The task:
Copy out the data below verbatim.
>> START Information shown
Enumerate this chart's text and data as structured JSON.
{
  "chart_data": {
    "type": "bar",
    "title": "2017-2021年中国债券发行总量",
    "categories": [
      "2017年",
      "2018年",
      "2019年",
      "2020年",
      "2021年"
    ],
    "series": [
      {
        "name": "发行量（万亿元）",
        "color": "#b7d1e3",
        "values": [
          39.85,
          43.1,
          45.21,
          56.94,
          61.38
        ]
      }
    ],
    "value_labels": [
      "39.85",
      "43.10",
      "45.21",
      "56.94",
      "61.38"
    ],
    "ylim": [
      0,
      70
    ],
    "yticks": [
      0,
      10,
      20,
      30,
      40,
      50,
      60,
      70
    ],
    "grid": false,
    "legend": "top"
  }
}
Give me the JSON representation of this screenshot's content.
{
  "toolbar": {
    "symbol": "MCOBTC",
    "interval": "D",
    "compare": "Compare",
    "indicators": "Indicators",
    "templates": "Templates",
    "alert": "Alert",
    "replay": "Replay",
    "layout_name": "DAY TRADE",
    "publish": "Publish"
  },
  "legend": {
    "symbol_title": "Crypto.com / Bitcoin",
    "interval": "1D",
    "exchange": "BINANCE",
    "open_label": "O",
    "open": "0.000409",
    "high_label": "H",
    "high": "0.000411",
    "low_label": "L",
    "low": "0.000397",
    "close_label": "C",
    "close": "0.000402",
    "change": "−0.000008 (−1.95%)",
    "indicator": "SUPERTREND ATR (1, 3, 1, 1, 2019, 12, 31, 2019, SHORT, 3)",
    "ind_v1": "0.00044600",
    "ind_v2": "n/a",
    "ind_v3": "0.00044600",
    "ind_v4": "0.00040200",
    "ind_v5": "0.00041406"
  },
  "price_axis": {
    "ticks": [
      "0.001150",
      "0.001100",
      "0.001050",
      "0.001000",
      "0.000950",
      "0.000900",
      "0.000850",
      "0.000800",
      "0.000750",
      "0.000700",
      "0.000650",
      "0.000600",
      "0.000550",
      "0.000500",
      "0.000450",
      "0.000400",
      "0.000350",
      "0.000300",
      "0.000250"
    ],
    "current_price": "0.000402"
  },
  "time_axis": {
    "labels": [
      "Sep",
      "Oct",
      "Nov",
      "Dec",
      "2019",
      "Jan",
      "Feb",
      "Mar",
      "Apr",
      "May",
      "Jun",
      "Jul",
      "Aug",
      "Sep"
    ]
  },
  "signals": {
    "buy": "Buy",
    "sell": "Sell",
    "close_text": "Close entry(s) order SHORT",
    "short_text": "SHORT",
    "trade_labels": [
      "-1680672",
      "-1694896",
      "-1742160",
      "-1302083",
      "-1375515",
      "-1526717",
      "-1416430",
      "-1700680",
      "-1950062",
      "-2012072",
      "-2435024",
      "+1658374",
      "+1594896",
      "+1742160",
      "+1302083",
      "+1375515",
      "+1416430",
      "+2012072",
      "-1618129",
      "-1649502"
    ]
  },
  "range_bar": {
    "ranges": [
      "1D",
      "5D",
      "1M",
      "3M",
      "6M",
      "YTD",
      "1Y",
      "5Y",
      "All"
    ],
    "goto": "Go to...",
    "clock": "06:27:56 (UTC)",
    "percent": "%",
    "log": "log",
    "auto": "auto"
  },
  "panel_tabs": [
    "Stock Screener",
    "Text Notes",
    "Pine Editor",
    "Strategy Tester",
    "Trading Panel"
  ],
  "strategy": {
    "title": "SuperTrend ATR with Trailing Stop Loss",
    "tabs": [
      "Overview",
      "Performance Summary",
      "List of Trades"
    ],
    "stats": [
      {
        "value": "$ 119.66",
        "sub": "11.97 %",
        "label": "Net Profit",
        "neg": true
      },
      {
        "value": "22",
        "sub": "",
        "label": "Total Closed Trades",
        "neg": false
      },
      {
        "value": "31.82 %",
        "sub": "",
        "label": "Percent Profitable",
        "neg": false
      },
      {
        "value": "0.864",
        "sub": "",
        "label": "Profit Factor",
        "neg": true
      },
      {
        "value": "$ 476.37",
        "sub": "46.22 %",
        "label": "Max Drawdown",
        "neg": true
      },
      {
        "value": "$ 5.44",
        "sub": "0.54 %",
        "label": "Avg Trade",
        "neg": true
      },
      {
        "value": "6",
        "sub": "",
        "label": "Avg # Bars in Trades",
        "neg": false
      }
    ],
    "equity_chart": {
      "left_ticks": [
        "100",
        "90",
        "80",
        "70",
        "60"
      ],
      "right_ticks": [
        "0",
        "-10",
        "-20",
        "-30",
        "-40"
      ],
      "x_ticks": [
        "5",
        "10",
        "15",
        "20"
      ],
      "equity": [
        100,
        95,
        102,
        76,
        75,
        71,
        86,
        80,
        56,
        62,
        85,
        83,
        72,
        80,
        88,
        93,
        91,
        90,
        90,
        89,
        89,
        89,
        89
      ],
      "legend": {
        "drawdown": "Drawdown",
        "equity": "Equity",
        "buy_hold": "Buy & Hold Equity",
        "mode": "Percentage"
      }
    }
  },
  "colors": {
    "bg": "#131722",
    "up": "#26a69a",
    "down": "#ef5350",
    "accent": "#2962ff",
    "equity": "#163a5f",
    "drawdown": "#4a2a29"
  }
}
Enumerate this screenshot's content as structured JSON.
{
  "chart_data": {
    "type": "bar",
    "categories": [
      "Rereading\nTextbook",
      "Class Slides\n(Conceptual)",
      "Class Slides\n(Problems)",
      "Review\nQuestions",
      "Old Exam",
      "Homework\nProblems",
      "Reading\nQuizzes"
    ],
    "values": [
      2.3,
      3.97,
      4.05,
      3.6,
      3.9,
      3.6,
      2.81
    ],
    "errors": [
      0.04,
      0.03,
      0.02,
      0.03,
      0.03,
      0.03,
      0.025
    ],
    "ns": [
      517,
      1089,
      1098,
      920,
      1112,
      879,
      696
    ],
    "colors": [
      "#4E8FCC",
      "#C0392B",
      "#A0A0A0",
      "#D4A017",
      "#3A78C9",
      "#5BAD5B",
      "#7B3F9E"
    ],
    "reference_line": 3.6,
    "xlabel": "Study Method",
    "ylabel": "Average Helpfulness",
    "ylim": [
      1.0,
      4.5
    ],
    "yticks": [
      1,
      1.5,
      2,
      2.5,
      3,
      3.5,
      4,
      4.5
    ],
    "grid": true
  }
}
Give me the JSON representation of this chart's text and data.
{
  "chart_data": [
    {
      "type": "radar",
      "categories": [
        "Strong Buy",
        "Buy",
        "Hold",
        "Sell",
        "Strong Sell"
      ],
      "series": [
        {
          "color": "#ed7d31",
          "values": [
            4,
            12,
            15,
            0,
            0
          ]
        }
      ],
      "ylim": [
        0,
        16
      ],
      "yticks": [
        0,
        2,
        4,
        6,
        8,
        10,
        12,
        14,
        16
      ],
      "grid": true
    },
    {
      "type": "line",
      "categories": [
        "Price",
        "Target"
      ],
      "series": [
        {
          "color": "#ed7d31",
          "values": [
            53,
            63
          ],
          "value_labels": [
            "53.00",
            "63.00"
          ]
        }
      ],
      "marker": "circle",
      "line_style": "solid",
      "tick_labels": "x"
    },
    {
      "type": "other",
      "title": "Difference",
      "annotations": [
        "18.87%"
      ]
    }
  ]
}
>> END Information shown
Written response:
Enumerate this chart's text and data as structured JSON.
{
  "chart_data": {
    "type": "bar",
    "title": "2017-2021年中国债券发行总量",
    "categories": [
      "2017年",
      "2018年",
      "2019年",
      "2020年",
      "2021年"
    ],
    "series": [
      {
        "name": "发行量（万亿元）",
        "color": "#b7d1e3",
        "values": [
          39.85,
          43.1,
          45.21,
          56.94,
          61.38
        ]
      }
    ],
    "value_labels": [
      "39.85",
      "43.10",
      "45.21",
      "56.94",
      "61.38"
    ],
    "ylim": [
      0,
      70
    ],
    "yticks": [
      0,
      10,
      20,
      30,
      40,
      50,
      60,
      70
    ],
    "grid": false,
    "legend": "top"
  }
}
Give me the JSON representation of this screenshot's content.
{
  "toolbar": {
    "symbol": "MCOBTC",
    "interval": "D",
    "compare": "Compare",
    "indicators": "Indicators",
    "templates": "Templates",
    "alert": "Alert",
    "replay": "Replay",
    "layout_name": "DAY TRADE",
    "publish": "Publish"
  },
  "legend": {
    "symbol_title": "Crypto.com / Bitcoin",
    "interval": "1D",
    "exchange": "BINANCE",
    "open_label": "O",
    "open": "0.000409",
    "high_label": "H",
    "high": "0.000411",
    "low_label": "L",
    "low": "0.000397",
    "close_label": "C",
    "close": "0.000402",
    "change": "−0.000008 (−1.95%)",
    "indicator": "SUPERTREND ATR (1, 3, 1, 1, 2019, 12, 31, 2019, SHORT, 3)",
    "ind_v1": "0.00044600",
    "ind_v2": "n/a",
    "ind_v3": "0.00044600",
    "ind_v4": "0.00040200",
    "ind_v5": "0.00041406"
  },
  "price_axis": {
    "ticks": [
      "0.001150",
      "0.001100",
      "0.001050",
      "0.001000",
      "0.000950",
      "0.000900",
      "0.000850",
      "0.000800",
      "0.000750",
      "0.000700",
      "0.000650",
      "0.000600",
      "0.000550",
      "0.000500",
      "0.000450",
      "0.000400",
      "0.000350",
      "0.000300",
      "0.000250"
    ],
    "current_price": "0.000402"
  },
  "time_axis": {
    "labels": [
      "Sep",
      "Oct",
      "Nov",
      "Dec",
      "2019",
      "Jan",
      "Feb",
      "Mar",
      "Apr",
      "May",
      "Jun",
      "Jul",
      "Aug",
      "Sep"
    ]
  },
  "signals": {
    "buy": "Buy",
    "sell": "Sell",
    "close_text": "Close entry(s) order SHORT",
    "short_text": "SHORT",
    "trade_labels": [
      "-1680672",
      "-1694896",
      "-1742160",
      "-1302083",
      "-1375515",
      "-1526717",
      "-1416430",
      "-1700680",
      "-1950062",
      "-2012072",
      "-2435024",
      "+1658374",
      "+1594896",
      "+1742160",
      "+1302083",
      "+1375515",
      "+1416430",
      "+2012072",
      "-1618129",
      "-1649502"
    ]
  },
  "range_bar": {
    "ranges": [
      "1D",
      "5D",
      "1M",
      "3M",
      "6M",
      "YTD",
      "1Y",
      "5Y",
      "All"
    ],
    "goto": "Go to...",
    "clock": "06:27:56 (UTC)",
    "percent": "%",
    "log": "log",
    "auto": "auto"
  },
  "panel_tabs": [
    "Stock Screener",
    "Text Notes",
    "Pine Editor",
    "Strategy Tester",
    "Trading Panel"
  ],
  "strategy": {
    "title": "SuperTrend ATR with Trailing Stop Loss",
    "tabs": [
      "Overview",
      "Performance Summary",
      "List of Trades"
    ],
    "stats": [
      {
        "value": "$ 119.66",
        "sub": "11.97 %",
        "label": "Net Profit",
        "neg": true
      },
      {
        "value": "22",
        "sub": "",
        "label": "Total Closed Trades",
        "neg": false
      },
      {
        "value": "31.82 %",
        "sub": "",
        "label": "Percent Profitable",
        "neg": false
      },
      {
        "value": "0.864",
        "sub": "",
        "label": "Profit Factor",
        "neg": true
      },
      {
        "value": "$ 476.37",
        "sub": "46.22 %",
        "label": "Max Drawdown",
        "neg": true
      },
      {
        "value": "$ 5.44",
        "sub": "0.54 %",
        "label": "Avg Trade",
        "neg": true
      },
      {
        "value": "6",
        "sub": "",
        "label": "Avg # Bars in Trades",
        "neg": false
      }
    ],
    "equity_chart": {
      "left_ticks": [
        "100",
        "90",
        "80",
        "70",
        "60"
      ],
      "right_ticks": [
        "0",
        "-10",
        "-20",
        "-30",
        "-40"
      ],
      "x_ticks": [
        "5",
        "10",
        "15",
        "20"
      ],
      "equity": [
        100,
        95,
        102,
        76,
        75,
        71,
        86,
        80,
        56,
        62,
        85,
        83,
        72,
        80,
        88,
        93,
        91,
        90,
        90,
        89,
        89,
        89,
        89
      ],
      "legend": {
        "drawdown": "Drawdown",
        "equity": "Equity",
        "buy_hold": "Buy & Hold Equity",
        "mode": "Percentage"
      }
    }
  },
  "colors": {
    "bg": "#131722",
    "up": "#26a69a",
    "down": "#ef5350",
    "accent": "#2962ff",
    "equity": "#163a5f",
    "drawdown": "#4a2a29"
  }
}
Enumerate this screenshot's content as structured JSON.
{
  "chart_data": {
    "type": "bar",
    "categories": [
      "Rereading\nTextbook",
      "Class Slides\n(Conceptual)",
      "Class Slides\n(Problems)",
      "Review\nQuestions",
      "Old Exam",
      "Homework\nProblems",
      "Reading\nQuizzes"
    ],
    "values": [
      2.3,
      3.97,
      4.05,
      3.6,
      3.9,
      3.6,
      2.81
    ],
    "errors": [
      0.04,
      0.03,
      0.02,
      0.03,
      0.03,
      0.03,
      0.025
    ],
    "ns": [
      517,
      1089,
      1098,
      920,
      1112,
      879,
      696
    ],
    "colors": [
      "#4E8FCC",
      "#C0392B",
      "#A0A0A0",
      "#D4A017",
      "#3A78C9",
      "#5BAD5B",
      "#7B3F9E"
    ],
    "reference_line": 3.6,
    "xlabel": "Study Method",
    "ylabel": "Average Helpfulness",
    "ylim": [
      1.0,
      4.5
    ],
    "yticks": [
      1,
      1.5,
      2,
      2.5,
      3,
      3.5,
      4,
      4.5
    ],
    "grid": true
  }
}
Give me the JSON representation of this chart's text and data.
{
  "chart_data": [
    {
      "type": "radar",
      "categories": [
        "Strong Buy",
        "Buy",
        "Hold",
        "Sell",
        "Strong Sell"
      ],
      "series": [
        {
          "color": "#ed7d31",
          "values": [
            4,
            12,
            15,
            0,
            0
          ]
        }
      ],
      "ylim": [
        0,
        16
      ],
      "yticks": [
        0,
        2,
        4,
        6,
        8,
        10,
        12,
        14,
        16
      ],
      "grid": true
    },
    {
      "type": "line",
      "categories": [
        "Price",
        "Target"
      ],
      "series": [
        {
          "color": "#ed7d31",
          "values": [
            53,
            63
          ],
          "value_labels": [
            "53.00",
            "63.00"
          ]
        }
      ],
      "marker": "circle",
      "line_style": "solid",
      "tick_labels": "x"
    },
    {
      "type": "other",
      "title": "Difference",
      "annotations": [
        "18.87%"
      ]
    }
  ]
}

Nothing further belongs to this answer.